### Prompt
Lines that contain the string "органом" are to be copied; leave out all others.

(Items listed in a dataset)
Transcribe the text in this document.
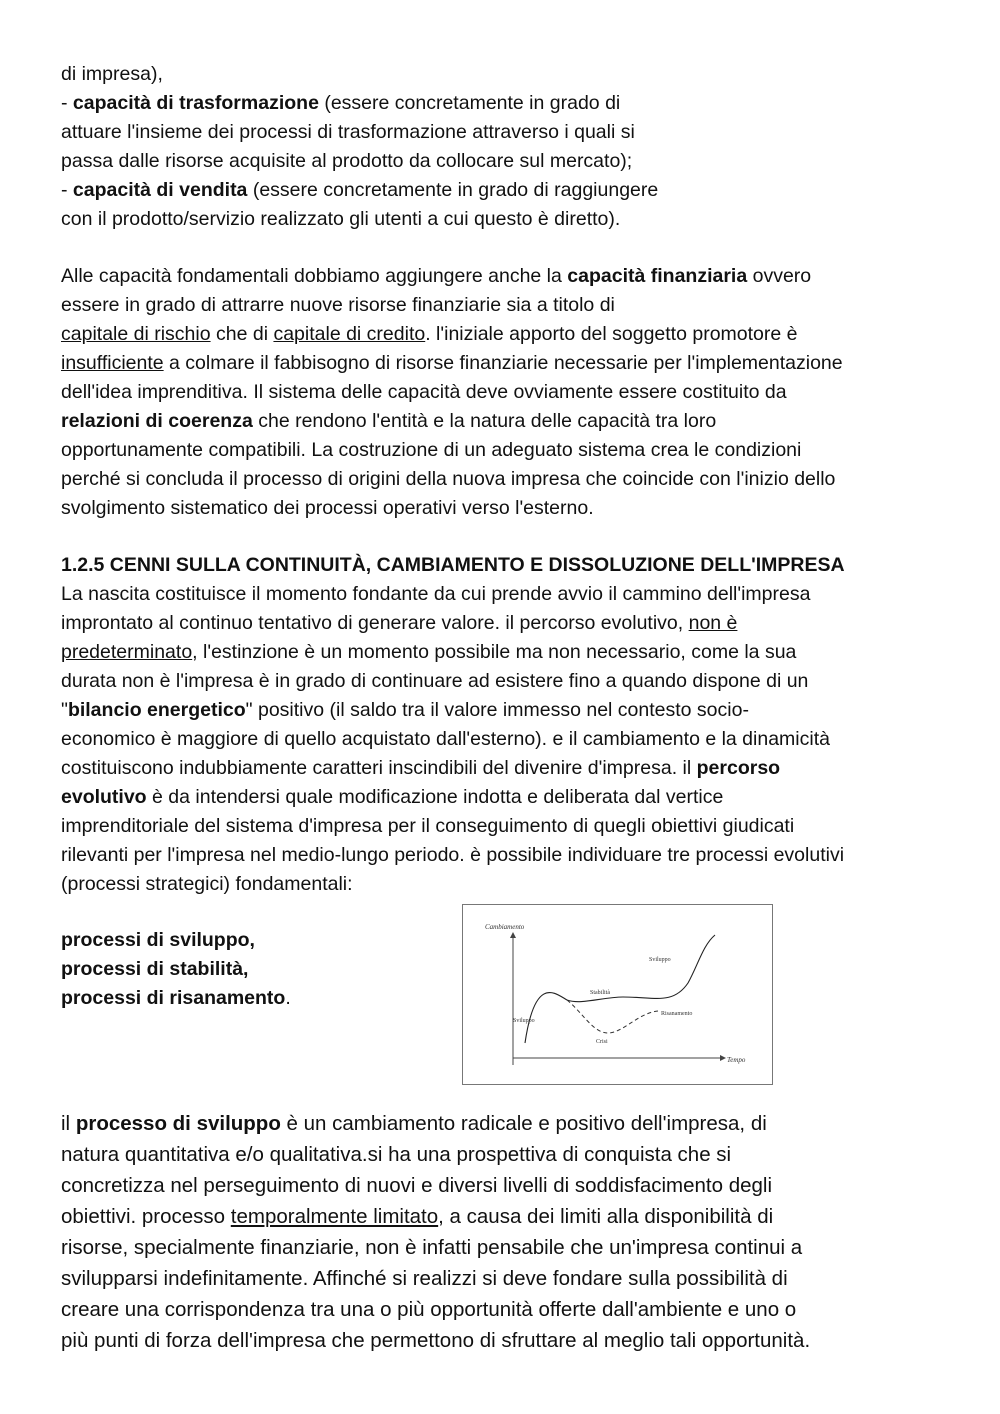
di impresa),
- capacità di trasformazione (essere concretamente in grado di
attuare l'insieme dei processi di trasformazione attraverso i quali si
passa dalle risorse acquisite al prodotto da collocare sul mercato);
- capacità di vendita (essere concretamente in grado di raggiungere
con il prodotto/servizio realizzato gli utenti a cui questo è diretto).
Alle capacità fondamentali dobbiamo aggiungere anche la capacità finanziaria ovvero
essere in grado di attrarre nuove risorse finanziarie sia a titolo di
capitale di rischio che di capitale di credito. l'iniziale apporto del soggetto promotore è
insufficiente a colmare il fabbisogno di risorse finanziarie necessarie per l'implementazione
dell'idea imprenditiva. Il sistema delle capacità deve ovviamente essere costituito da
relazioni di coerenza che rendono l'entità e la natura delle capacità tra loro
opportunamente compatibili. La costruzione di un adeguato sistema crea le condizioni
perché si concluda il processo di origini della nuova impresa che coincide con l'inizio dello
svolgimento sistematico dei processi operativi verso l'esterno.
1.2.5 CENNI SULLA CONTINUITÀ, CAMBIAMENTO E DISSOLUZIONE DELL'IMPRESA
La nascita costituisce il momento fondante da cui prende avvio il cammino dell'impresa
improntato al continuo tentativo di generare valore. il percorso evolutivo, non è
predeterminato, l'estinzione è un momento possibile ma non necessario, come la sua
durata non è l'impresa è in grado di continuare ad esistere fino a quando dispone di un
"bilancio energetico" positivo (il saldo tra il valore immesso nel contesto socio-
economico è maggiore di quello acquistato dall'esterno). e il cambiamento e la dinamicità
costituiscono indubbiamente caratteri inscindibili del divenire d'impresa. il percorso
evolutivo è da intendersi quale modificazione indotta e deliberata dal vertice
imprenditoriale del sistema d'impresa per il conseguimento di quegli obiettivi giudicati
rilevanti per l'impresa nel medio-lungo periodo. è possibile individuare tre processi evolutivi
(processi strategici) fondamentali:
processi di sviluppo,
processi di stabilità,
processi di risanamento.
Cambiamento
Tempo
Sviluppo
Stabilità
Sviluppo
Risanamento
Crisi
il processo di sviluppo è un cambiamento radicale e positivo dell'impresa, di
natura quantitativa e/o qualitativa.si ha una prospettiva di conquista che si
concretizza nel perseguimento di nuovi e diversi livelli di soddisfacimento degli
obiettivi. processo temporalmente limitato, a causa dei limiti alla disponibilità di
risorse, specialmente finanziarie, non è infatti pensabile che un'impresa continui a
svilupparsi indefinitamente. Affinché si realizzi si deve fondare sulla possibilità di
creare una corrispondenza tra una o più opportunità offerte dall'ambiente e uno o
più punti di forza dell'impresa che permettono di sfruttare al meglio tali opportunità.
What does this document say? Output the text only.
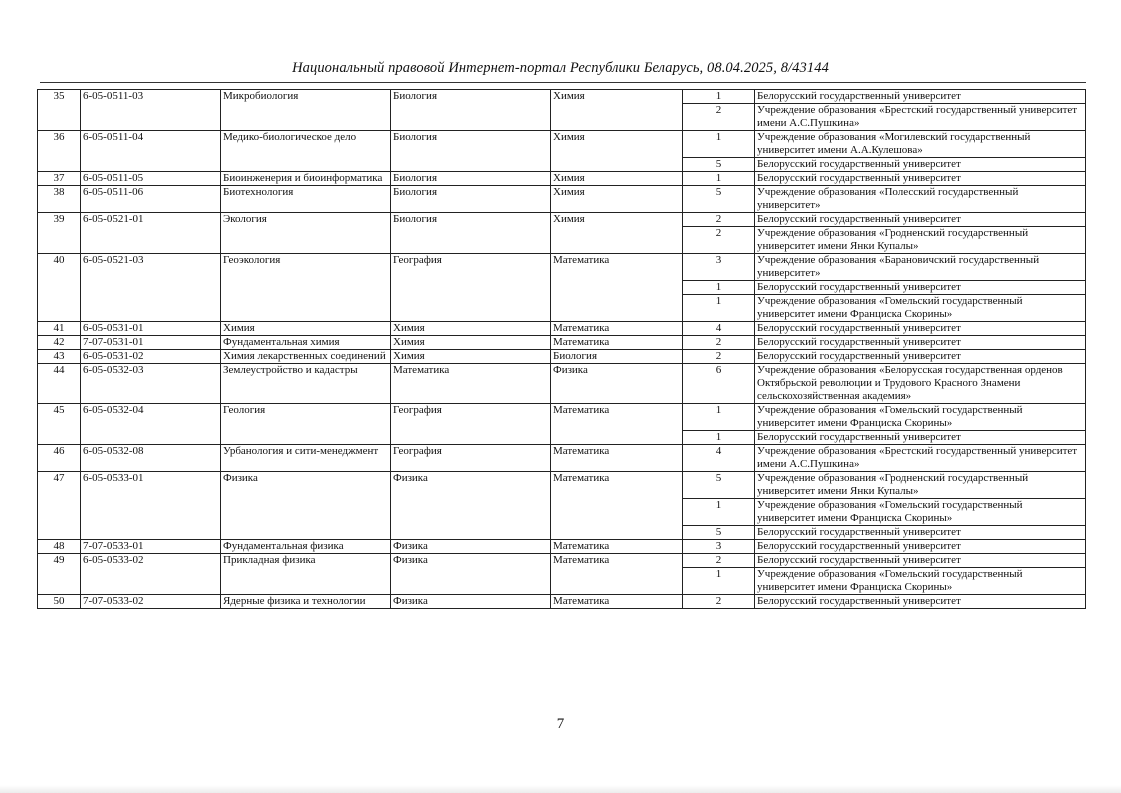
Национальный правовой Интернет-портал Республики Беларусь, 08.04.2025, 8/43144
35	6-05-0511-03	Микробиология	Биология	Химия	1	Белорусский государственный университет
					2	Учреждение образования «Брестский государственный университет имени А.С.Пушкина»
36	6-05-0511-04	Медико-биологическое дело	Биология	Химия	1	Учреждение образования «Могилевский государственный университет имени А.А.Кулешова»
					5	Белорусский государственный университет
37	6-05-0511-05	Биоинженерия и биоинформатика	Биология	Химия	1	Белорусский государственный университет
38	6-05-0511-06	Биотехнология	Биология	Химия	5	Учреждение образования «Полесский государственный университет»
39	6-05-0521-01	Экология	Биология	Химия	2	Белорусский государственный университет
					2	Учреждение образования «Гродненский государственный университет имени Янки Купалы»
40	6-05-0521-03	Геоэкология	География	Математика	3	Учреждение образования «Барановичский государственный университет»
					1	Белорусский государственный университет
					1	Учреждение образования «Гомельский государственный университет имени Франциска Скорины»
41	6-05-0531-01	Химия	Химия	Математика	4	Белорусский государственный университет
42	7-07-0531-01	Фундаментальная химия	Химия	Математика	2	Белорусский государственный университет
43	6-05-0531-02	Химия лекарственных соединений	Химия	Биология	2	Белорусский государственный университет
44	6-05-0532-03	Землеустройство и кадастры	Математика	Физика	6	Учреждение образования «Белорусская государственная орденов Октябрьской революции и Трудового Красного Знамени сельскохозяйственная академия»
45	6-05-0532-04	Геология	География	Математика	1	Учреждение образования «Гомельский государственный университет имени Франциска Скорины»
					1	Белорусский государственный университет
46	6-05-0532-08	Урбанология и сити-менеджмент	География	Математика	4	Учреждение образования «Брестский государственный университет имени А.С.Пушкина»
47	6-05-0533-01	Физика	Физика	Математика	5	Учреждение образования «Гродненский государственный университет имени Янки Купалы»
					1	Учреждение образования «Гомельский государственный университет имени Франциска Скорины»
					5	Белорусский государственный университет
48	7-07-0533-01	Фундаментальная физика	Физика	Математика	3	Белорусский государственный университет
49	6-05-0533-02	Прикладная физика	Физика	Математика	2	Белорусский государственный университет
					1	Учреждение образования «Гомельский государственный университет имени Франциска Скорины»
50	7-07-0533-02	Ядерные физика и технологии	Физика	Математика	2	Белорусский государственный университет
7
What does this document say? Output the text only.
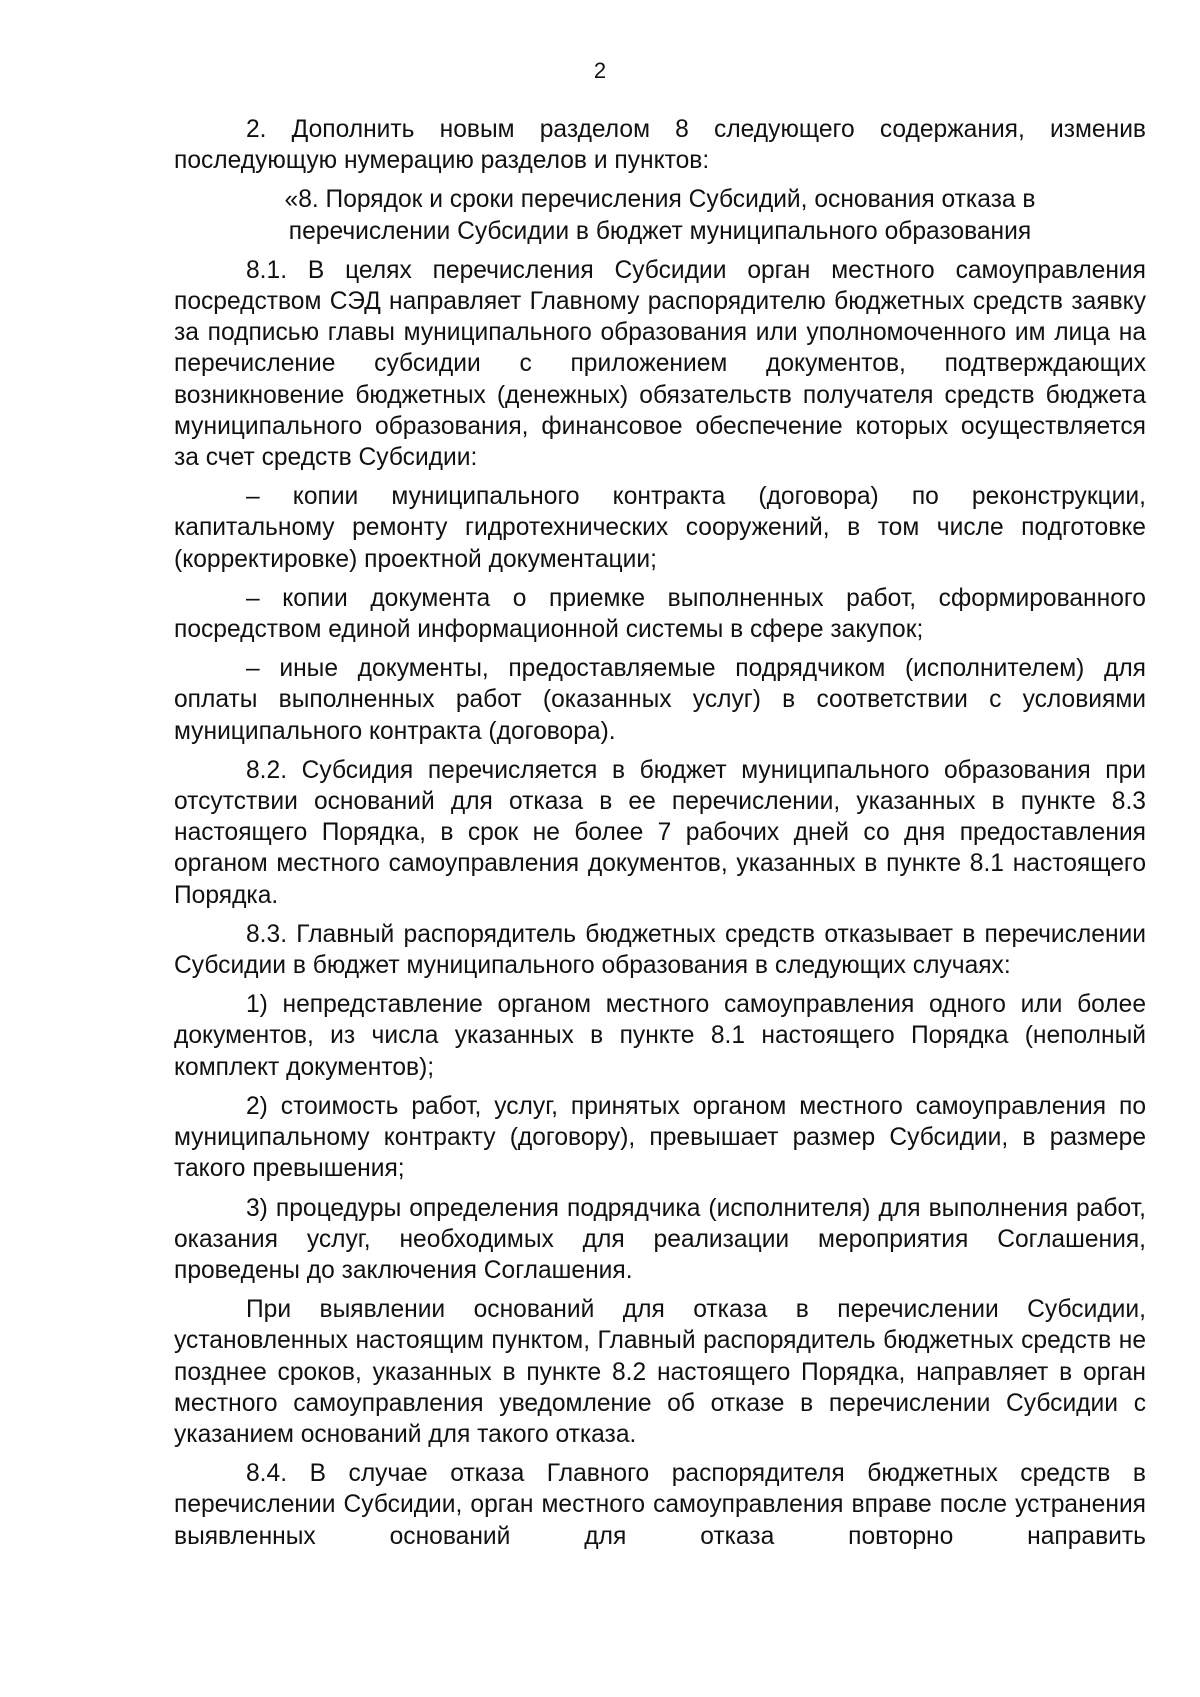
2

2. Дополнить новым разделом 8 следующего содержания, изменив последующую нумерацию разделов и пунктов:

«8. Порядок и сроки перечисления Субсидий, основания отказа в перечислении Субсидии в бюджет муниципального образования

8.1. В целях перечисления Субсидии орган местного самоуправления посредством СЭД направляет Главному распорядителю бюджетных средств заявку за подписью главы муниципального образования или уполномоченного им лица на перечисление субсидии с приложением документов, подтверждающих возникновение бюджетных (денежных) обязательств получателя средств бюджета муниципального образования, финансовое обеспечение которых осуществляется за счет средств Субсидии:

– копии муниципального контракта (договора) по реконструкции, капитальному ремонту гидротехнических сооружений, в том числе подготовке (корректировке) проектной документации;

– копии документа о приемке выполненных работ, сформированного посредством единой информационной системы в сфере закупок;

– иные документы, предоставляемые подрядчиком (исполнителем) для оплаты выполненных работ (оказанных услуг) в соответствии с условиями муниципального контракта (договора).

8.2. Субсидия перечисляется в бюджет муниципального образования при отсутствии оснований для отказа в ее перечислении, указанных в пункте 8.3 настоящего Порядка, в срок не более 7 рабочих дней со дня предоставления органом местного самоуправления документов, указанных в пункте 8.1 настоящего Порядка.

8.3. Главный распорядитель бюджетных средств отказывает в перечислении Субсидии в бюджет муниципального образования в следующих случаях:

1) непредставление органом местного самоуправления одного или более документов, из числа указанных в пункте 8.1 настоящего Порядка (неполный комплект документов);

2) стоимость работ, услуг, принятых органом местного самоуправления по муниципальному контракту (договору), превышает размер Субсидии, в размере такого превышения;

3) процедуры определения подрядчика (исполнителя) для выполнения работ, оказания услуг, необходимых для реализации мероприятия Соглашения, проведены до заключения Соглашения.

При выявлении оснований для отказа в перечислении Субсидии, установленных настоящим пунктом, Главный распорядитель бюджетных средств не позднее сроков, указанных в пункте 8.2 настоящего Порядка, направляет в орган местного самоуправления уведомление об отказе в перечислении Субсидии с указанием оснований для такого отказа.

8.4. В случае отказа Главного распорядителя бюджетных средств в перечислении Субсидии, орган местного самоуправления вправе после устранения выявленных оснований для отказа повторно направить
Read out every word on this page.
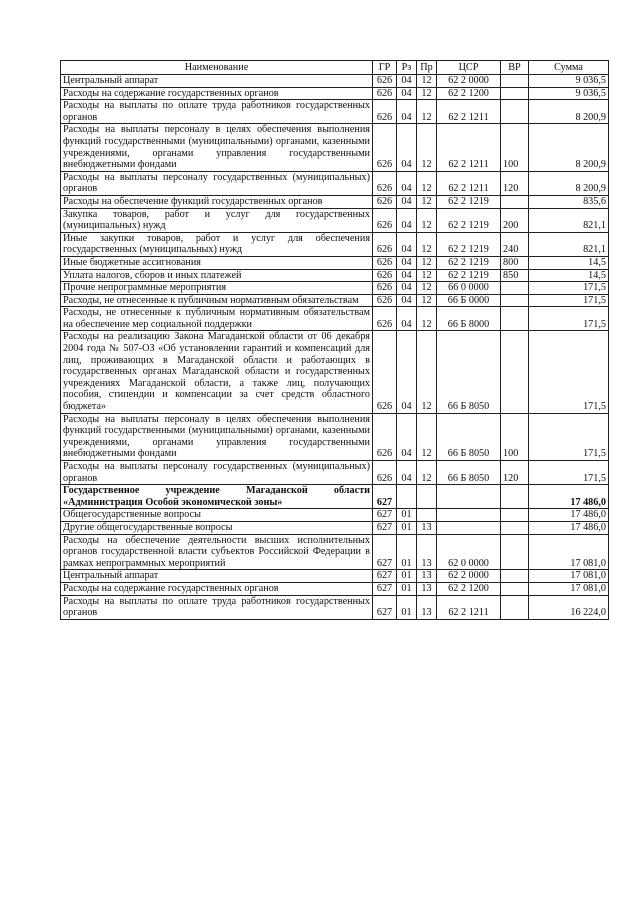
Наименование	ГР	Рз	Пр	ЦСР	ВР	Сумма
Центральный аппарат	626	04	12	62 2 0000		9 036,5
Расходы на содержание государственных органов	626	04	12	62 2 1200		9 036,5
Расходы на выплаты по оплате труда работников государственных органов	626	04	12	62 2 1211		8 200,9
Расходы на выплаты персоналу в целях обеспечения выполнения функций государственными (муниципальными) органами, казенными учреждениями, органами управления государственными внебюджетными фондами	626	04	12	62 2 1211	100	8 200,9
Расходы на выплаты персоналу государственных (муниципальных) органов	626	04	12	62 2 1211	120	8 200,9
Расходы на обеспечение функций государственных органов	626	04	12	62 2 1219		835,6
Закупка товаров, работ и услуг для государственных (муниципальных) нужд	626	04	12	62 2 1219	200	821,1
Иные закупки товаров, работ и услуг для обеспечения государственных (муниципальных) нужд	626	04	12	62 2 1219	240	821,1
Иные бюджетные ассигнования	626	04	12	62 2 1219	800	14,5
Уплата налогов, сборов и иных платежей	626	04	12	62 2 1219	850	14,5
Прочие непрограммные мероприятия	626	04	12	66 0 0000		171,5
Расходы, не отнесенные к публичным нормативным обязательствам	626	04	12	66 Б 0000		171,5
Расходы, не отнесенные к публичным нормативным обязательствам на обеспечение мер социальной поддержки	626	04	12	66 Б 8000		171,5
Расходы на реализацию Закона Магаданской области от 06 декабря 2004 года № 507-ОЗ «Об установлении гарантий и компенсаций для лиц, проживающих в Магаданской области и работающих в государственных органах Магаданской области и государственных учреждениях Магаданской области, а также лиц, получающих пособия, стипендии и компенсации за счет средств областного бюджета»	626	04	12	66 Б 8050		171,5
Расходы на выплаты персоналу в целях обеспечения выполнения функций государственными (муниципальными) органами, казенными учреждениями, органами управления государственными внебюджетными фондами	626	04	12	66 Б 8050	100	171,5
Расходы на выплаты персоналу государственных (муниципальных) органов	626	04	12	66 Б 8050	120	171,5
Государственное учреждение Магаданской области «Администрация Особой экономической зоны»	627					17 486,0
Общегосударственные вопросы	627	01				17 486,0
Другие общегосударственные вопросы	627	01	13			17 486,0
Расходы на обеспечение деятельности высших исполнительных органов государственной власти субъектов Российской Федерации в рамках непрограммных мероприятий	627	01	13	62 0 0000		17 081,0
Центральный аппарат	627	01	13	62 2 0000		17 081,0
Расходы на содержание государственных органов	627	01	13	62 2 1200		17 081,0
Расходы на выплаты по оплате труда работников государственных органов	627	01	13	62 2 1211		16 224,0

### Output for this task
8.2. Субсидия перечисляется в бюджет муниципального образования при отсутствии оснований для отказа в ее перечислении, указанных в пункте 8.3 настоящего Порядка, в срок не более 7 рабочих дней со дня предоставления органом местного самоуправления документов, указанных в пункте 8.1 настоящего Порядка.
1) непредставление органом местного самоуправления одного или более документов, из числа указанных в пункте 8.1 настоящего Порядка (неполный комплект документов);
2) стоимость работ, услуг, принятых органом местного самоуправления по муниципальному контракту (договору), превышает размер Субсидии, в размере такого превышения;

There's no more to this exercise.